Data in this exercise >>
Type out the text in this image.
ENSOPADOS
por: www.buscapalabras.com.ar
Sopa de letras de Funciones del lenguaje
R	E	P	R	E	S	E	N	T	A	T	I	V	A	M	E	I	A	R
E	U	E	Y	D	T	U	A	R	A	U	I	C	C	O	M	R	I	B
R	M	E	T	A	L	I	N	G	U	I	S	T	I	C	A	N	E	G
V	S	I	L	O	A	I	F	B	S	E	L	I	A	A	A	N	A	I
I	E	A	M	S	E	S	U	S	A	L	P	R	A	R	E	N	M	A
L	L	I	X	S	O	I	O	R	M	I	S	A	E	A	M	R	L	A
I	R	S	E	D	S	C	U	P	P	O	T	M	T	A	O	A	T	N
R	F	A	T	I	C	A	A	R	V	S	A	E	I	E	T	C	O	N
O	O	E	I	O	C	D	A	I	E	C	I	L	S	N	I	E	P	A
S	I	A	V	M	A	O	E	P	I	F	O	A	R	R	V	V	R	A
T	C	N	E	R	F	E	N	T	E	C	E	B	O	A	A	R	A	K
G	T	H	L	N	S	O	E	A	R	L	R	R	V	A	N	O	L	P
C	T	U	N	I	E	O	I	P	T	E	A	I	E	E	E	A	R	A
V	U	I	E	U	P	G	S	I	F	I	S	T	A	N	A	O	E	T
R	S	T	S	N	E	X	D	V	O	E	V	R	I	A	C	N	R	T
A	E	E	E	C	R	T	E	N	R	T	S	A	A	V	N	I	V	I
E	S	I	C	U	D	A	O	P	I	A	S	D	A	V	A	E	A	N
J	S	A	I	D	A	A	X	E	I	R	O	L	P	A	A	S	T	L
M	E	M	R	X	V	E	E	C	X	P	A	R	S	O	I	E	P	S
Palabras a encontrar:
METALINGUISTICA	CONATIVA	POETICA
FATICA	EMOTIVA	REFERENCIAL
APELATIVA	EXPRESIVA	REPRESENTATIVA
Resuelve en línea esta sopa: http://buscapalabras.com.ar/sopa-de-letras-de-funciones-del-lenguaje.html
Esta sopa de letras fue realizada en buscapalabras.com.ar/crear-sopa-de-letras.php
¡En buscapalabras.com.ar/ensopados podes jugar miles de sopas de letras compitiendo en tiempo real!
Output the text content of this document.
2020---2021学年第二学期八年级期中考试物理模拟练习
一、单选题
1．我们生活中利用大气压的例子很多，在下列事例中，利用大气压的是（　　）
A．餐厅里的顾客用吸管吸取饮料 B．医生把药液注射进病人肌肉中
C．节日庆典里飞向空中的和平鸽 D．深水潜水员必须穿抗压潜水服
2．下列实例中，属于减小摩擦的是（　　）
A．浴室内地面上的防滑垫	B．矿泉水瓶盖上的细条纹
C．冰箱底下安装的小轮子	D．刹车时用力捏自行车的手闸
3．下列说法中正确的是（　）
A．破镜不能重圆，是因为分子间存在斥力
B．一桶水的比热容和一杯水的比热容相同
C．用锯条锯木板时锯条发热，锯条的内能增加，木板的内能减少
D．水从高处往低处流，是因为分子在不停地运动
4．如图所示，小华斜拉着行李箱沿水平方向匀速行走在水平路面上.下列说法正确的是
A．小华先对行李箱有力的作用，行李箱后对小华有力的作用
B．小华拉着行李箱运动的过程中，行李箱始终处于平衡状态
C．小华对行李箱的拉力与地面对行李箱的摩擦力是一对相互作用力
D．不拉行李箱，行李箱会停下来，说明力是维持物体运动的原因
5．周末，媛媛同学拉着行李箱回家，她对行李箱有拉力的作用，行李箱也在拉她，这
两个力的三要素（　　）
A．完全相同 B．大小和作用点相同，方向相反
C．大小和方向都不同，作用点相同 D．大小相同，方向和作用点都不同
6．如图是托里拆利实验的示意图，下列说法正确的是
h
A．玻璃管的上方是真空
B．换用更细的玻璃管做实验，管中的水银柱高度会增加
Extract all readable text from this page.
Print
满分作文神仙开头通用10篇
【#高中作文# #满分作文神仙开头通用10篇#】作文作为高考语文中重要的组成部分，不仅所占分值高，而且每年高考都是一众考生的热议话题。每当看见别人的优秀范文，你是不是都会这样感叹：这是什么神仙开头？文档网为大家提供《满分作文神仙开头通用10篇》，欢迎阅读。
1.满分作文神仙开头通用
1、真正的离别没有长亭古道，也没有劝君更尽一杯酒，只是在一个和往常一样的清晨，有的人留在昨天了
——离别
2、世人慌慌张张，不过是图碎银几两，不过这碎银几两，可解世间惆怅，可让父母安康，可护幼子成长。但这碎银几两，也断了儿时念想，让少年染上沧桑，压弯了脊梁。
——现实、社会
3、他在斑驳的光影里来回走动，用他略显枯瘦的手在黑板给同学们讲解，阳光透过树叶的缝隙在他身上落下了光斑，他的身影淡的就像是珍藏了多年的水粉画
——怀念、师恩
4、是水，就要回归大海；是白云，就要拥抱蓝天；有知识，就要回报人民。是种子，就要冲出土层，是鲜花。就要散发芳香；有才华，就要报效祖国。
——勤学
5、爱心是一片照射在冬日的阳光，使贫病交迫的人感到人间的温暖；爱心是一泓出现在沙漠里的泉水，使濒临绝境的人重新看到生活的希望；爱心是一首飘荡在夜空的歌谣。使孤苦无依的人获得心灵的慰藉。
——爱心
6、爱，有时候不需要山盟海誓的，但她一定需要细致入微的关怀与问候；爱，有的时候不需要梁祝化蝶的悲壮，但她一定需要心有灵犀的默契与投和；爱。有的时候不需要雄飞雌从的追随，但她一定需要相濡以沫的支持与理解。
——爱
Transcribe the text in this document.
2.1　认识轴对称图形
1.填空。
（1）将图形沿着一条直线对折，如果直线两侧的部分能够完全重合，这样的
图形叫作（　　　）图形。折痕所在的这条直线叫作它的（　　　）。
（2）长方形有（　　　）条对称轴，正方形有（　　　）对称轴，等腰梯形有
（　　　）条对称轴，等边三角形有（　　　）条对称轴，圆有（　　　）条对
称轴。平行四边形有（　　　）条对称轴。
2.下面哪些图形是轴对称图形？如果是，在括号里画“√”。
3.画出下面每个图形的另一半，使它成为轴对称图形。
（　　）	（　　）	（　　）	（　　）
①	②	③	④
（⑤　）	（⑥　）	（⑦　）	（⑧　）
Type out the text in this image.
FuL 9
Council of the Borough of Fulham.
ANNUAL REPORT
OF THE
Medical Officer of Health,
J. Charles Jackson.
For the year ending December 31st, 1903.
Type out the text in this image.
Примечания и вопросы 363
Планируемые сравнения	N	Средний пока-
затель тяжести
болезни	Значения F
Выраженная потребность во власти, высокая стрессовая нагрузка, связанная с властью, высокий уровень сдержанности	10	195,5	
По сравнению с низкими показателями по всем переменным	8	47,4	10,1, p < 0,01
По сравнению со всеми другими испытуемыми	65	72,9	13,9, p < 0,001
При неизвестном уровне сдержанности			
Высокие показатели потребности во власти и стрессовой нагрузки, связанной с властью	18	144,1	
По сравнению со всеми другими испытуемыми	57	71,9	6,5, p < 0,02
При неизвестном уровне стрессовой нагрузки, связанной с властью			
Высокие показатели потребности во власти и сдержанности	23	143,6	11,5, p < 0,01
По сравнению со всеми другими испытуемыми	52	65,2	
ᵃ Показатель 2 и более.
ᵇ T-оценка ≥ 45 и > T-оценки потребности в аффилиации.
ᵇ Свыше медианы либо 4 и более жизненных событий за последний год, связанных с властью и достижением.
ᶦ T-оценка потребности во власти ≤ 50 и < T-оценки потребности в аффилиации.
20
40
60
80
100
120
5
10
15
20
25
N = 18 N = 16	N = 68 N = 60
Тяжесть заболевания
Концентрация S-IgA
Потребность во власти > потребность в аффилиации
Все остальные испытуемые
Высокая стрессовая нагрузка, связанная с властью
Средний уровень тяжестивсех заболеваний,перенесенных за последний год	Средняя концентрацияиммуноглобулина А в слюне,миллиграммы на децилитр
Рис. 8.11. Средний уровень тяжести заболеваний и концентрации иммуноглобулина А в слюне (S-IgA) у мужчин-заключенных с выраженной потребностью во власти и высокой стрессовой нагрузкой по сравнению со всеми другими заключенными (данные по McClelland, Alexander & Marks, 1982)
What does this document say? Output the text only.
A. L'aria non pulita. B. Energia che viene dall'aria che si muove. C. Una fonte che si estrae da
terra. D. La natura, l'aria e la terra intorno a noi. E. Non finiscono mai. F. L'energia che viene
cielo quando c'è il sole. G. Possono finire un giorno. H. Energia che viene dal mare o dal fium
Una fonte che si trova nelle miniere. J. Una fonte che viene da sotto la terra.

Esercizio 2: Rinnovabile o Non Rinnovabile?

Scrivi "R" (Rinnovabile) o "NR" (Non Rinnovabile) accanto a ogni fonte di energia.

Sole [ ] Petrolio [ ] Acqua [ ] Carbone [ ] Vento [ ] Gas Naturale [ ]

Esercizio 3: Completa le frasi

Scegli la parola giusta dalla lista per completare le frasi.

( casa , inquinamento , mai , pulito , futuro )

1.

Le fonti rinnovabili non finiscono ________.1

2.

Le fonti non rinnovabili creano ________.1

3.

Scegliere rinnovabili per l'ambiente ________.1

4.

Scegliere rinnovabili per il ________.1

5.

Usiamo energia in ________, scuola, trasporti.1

Work to be completed >> Which lines above contain "испытуемыми"? Show each of them.

Exercise answer >>
По сравнению со всеми другими испытуемыми	65	72,9	13,9, p < 0,001
По сравнению со всеми другими испытуемыми	57	71,9	6,5, p < 0,02
По сравнению со всеми другими испытуемыми	52	65,2	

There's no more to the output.